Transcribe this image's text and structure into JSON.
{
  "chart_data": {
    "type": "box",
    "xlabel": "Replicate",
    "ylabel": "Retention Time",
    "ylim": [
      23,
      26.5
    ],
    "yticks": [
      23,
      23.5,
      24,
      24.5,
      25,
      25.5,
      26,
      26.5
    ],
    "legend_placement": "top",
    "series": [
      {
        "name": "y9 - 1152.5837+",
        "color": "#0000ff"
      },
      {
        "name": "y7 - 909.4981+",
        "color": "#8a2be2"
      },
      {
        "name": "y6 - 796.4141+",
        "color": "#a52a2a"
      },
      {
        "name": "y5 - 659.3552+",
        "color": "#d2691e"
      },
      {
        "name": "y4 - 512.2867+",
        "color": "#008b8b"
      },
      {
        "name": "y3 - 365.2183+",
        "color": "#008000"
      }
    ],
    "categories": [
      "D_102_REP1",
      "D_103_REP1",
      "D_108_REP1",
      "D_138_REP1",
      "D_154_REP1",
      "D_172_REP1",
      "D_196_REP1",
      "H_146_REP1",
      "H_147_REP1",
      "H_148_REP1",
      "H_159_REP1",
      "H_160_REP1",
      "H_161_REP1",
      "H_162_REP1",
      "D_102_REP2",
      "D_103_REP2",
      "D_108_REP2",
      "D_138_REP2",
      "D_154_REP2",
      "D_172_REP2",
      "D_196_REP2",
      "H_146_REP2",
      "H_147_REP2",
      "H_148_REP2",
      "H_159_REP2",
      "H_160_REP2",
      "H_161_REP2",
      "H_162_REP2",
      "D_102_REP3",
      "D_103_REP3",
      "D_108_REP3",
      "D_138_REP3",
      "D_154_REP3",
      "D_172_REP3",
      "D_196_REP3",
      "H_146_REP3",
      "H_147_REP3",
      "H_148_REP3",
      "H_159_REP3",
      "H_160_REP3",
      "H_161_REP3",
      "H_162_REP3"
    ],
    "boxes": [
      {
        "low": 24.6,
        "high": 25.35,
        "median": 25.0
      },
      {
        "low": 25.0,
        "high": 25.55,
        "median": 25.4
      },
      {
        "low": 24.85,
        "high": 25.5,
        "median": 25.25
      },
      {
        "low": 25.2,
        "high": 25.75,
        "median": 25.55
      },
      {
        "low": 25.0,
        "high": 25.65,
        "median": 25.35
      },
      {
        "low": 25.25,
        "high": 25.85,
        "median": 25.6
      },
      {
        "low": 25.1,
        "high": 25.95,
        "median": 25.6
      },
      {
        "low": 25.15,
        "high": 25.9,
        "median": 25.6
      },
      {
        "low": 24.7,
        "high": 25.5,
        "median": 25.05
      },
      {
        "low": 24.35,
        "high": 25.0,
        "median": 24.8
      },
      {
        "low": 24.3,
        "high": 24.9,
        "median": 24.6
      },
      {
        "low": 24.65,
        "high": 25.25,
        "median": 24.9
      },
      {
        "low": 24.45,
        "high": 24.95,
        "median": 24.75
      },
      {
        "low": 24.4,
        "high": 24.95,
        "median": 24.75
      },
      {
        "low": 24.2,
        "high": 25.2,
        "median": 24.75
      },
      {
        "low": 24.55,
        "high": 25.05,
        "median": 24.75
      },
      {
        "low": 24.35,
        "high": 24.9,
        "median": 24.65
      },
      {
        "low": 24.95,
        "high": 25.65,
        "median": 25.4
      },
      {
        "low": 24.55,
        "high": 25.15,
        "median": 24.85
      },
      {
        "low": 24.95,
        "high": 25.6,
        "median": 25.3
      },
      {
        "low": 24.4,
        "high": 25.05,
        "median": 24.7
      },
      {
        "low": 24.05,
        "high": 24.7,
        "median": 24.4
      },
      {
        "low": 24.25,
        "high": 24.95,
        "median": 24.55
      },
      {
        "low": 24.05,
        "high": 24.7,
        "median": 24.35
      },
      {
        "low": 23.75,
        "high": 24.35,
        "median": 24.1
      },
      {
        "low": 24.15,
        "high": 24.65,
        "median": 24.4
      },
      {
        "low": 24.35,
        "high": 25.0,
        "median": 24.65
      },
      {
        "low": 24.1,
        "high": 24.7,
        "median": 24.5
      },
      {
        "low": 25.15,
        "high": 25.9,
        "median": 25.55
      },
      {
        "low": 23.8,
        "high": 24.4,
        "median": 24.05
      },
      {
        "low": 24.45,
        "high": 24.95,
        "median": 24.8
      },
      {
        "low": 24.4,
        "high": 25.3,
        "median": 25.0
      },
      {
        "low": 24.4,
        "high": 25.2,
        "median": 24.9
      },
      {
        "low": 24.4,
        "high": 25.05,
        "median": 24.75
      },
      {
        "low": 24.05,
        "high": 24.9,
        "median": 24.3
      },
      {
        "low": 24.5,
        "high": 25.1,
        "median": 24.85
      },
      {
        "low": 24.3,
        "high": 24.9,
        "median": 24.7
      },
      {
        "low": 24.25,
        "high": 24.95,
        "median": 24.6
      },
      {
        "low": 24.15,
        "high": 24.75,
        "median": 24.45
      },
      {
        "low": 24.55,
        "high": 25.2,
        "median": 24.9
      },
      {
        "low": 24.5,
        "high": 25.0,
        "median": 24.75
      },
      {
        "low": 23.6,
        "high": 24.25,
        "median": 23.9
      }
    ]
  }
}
—————
- Goal of the exercise -
Please repeat the material above, word for word and in full.

- Problem solution -
Transcribe this image's text and structure into JSON.
{
  "chart_data": {
    "type": "box",
    "xlabel": "Replicate",
    "ylabel": "Retention Time",
    "ylim": [
      23,
      26.5
    ],
    "yticks": [
      23,
      23.5,
      24,
      24.5,
      25,
      25.5,
      26,
      26.5
    ],
    "legend_placement": "top",
    "series": [
      {
        "name": "y9 - 1152.5837+",
        "color": "#0000ff"
      },
      {
        "name": "y7 - 909.4981+",
        "color": "#8a2be2"
      },
      {
        "name": "y6 - 796.4141+",
        "color": "#a52a2a"
      },
      {
        "name": "y5 - 659.3552+",
        "color": "#d2691e"
      },
      {
        "name": "y4 - 512.2867+",
        "color": "#008b8b"
      },
      {
        "name": "y3 - 365.2183+",
        "color": "#008000"
      }
    ],
    "categories": [
      "D_102_REP1",
      "D_103_REP1",
      "D_108_REP1",
      "D_138_REP1",
      "D_154_REP1",
      "D_172_REP1",
      "D_196_REP1",
      "H_146_REP1",
      "H_147_REP1",
      "H_148_REP1",
      "H_159_REP1",
      "H_160_REP1",
      "H_161_REP1",
      "H_162_REP1",
      "D_102_REP2",
      "D_103_REP2",
      "D_108_REP2",
      "D_138_REP2",
      "D_154_REP2",
      "D_172_REP2",
      "D_196_REP2",
      "H_146_REP2",
      "H_147_REP2",
      "H_148_REP2",
      "H_159_REP2",
      "H_160_REP2",
      "H_161_REP2",
      "H_162_REP2",
      "D_102_REP3",
      "D_103_REP3",
      "D_108_REP3",
      "D_138_REP3",
      "D_154_REP3",
      "D_172_REP3",
      "D_196_REP3",
      "H_146_REP3",
      "H_147_REP3",
      "H_148_REP3",
      "H_159_REP3",
      "H_160_REP3",
      "H_161_REP3",
      "H_162_REP3"
    ],
    "boxes": [
      {
        "low": 24.6,
        "high": 25.35,
        "median": 25.0
      },
      {
        "low": 25.0,
        "high": 25.55,
        "median": 25.4
      },
      {
        "low": 24.85,
        "high": 25.5,
        "median": 25.25
      },
      {
        "low": 25.2,
        "high": 25.75,
        "median": 25.55
      },
      {
        "low": 25.0,
        "high": 25.65,
        "median": 25.35
      },
      {
        "low": 25.25,
        "high": 25.85,
        "median": 25.6
      },
      {
        "low": 25.1,
        "high": 25.95,
        "median": 25.6
      },
      {
        "low": 25.15,
        "high": 25.9,
        "median": 25.6
      },
      {
        "low": 24.7,
        "high": 25.5,
        "median": 25.05
      },
      {
        "low": 24.35,
        "high": 25.0,
        "median": 24.8
      },
      {
        "low": 24.3,
        "high": 24.9,
        "median": 24.6
      },
      {
        "low": 24.65,
        "high": 25.25,
        "median": 24.9
      },
      {
        "low": 24.45,
        "high": 24.95,
        "median": 24.75
      },
      {
        "low": 24.4,
        "high": 24.95,
        "median": 24.75
      },
      {
        "low": 24.2,
        "high": 25.2,
        "median": 24.75
      },
      {
        "low": 24.55,
        "high": 25.05,
        "median": 24.75
      },
      {
        "low": 24.35,
        "high": 24.9,
        "median": 24.65
      },
      {
        "low": 24.95,
        "high": 25.65,
        "median": 25.4
      },
      {
        "low": 24.55,
        "high": 25.15,
        "median": 24.85
      },
      {
        "low": 24.95,
        "high": 25.6,
        "median": 25.3
      },
      {
        "low": 24.4,
        "high": 25.05,
        "median": 24.7
      },
      {
        "low": 24.05,
        "high": 24.7,
        "median": 24.4
      },
      {
        "low": 24.25,
        "high": 24.95,
        "median": 24.55
      },
      {
        "low": 24.05,
        "high": 24.7,
        "median": 24.35
      },
      {
        "low": 23.75,
        "high": 24.35,
        "median": 24.1
      },
      {
        "low": 24.15,
        "high": 24.65,
        "median": 24.4
      },
      {
        "low": 24.35,
        "high": 25.0,
        "median": 24.65
      },
      {
        "low": 24.1,
        "high": 24.7,
        "median": 24.5
      },
      {
        "low": 25.15,
        "high": 25.9,
        "median": 25.55
      },
      {
        "low": 23.8,
        "high": 24.4,
        "median": 24.05
      },
      {
        "low": 24.45,
        "high": 24.95,
        "median": 24.8
      },
      {
        "low": 24.4,
        "high": 25.3,
        "median": 25.0
      },
      {
        "low": 24.4,
        "high": 25.2,
        "median": 24.9
      },
      {
        "low": 24.4,
        "high": 25.05,
        "median": 24.75
      },
      {
        "low": 24.05,
        "high": 24.9,
        "median": 24.3
      },
      {
        "low": 24.5,
        "high": 25.1,
        "median": 24.85
      },
      {
        "low": 24.3,
        "high": 24.9,
        "median": 24.7
      },
      {
        "low": 24.25,
        "high": 24.95,
        "median": 24.6
      },
      {
        "low": 24.15,
        "high": 24.75,
        "median": 24.45
      },
      {
        "low": 24.55,
        "high": 25.2,
        "median": 24.9
      },
      {
        "low": 24.5,
        "high": 25.0,
        "median": 24.75
      },
      {
        "low": 23.6,
        "high": 24.25,
        "median": 23.9
      }
    ]
  }
}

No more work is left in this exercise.